Stored data:
--- start ---
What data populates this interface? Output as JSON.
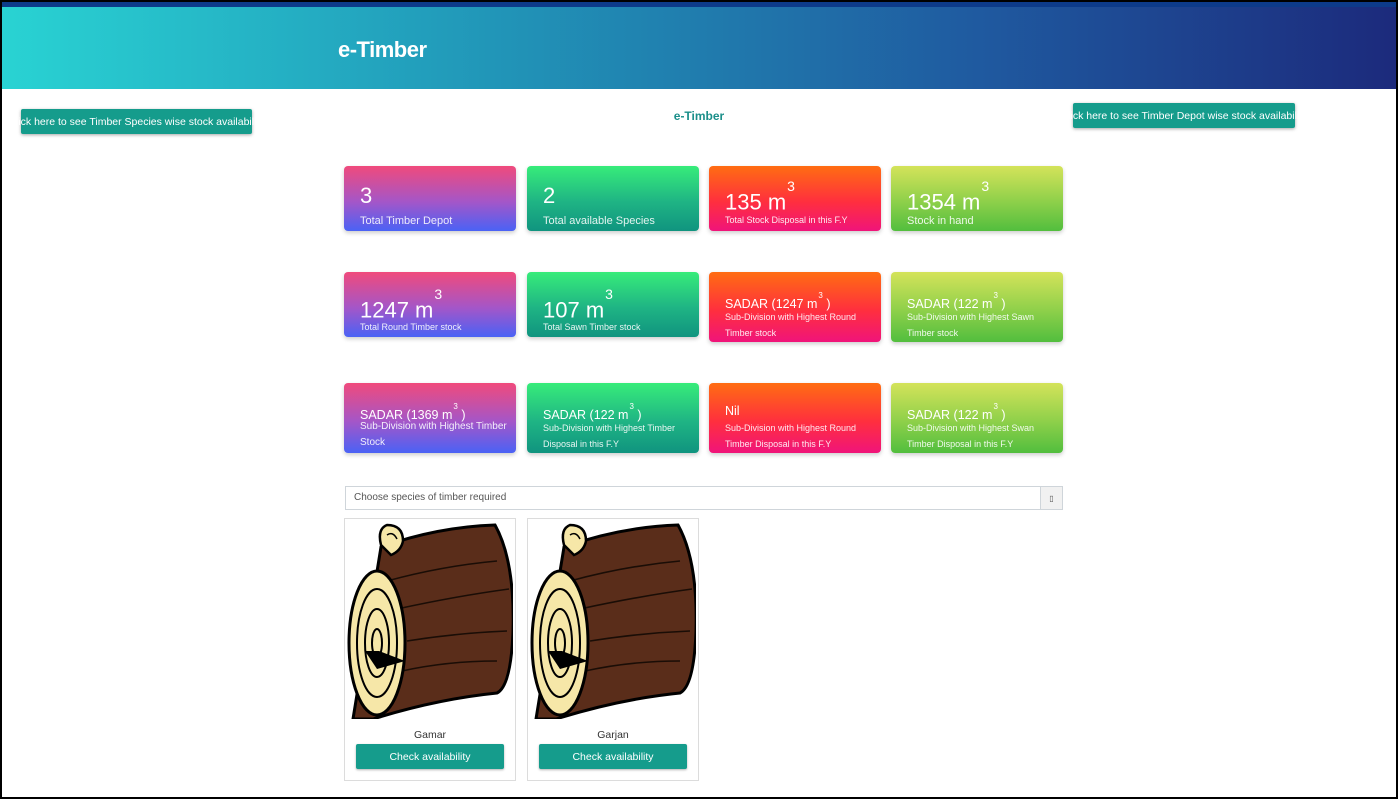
{
  "header": {
    "brand": "e-Timber"
  },
  "page_subtitle": "e-Timber",
  "buttons": {
    "species_stock": "Click here to see Timber Species wise stock availability",
    "depot_stock": "Click here to see Timber Depot wise stock availability"
  },
  "unit": {
    "base": "m",
    "exp": "3"
  },
  "stats_row1": [
    {
      "value": "3",
      "label": "Total Timber Depot"
    },
    {
      "value": "2",
      "label": "Total available Species"
    },
    {
      "value": "135 m",
      "label": "Total Stock Disposal in this F.Y"
    },
    {
      "value": "1354 m",
      "label": "Stock in hand"
    }
  ],
  "stats_row2": [
    {
      "value": "1247 m",
      "label": "Total Round Timber stock"
    },
    {
      "value": "107 m",
      "label": "Total Sawn Timber stock"
    },
    {
      "value": "SADAR (1247 m",
      "suffix": " )",
      "label": "Sub-Division with Highest Round Timber stock"
    },
    {
      "value": "SADAR (122 m",
      "suffix": " )",
      "label": "Sub-Division with Highest Sawn Timber stock"
    }
  ],
  "stats_row3": [
    {
      "value": "SADAR (1369 m",
      "suffix": " )",
      "label": "Sub-Division with Highest Timber Stock"
    },
    {
      "value": "SADAR (122 m",
      "suffix": " )",
      "label": "Sub-Division with Highest Timber Disposal in this F.Y"
    },
    {
      "value": "Nil",
      "label": "Sub-Division with Highest Round Timber Disposal in this F.Y"
    },
    {
      "value": "SADAR (122 m",
      "suffix": " )",
      "label": "Sub-Division with Highest Swan Timber Disposal in this F.Y"
    }
  ],
  "species_select": {
    "placeholder": "Choose species of timber required",
    "button_glyph": "▯"
  },
  "species": [
    {
      "name": "Gamar",
      "button": "Check availability"
    },
    {
      "name": "Garjan",
      "button": "Check availability"
    }
  ],
  "icons": {
    "species_image": "timber-log-icon",
    "dropdown": "dropdown-icon"
  },
  "colors": {
    "accent": "#159c8c",
    "header_start": "#29d3d3",
    "header_end": "#1c2a7c"
  }
}
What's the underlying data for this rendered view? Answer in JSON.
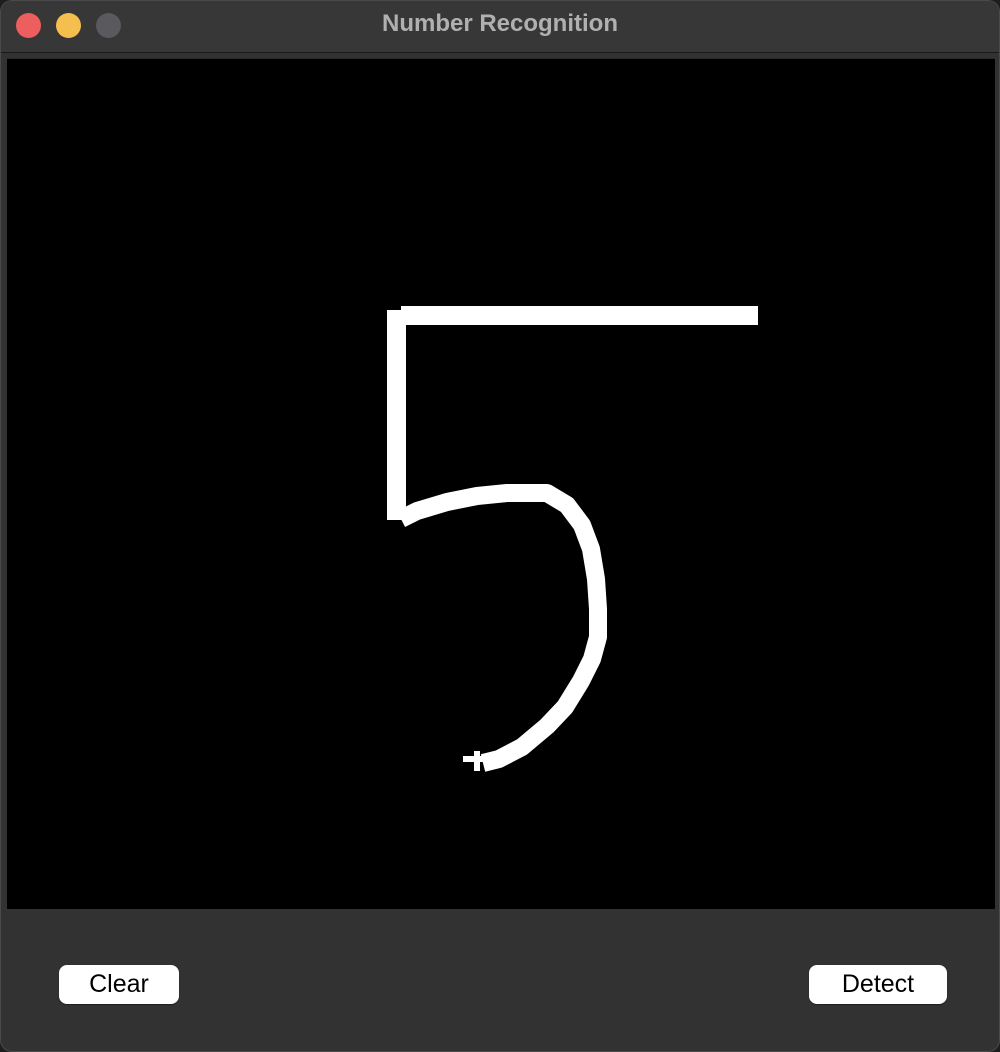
{
  "window": {
    "title": "Number Recognition",
    "controls": {
      "close_color": "#ec5f5e",
      "minimize_color": "#f4bf4f",
      "zoom_color": "#5a5a5e"
    }
  },
  "canvas": {
    "background": "#000000",
    "stroke_color": "#ffffff",
    "drawn_content": "handwritten digit 5"
  },
  "buttons": {
    "clear_label": "Clear",
    "detect_label": "Detect"
  }
}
--- end ---
Of the lines above, how many hold the string "Total"? Answer with only the number.

5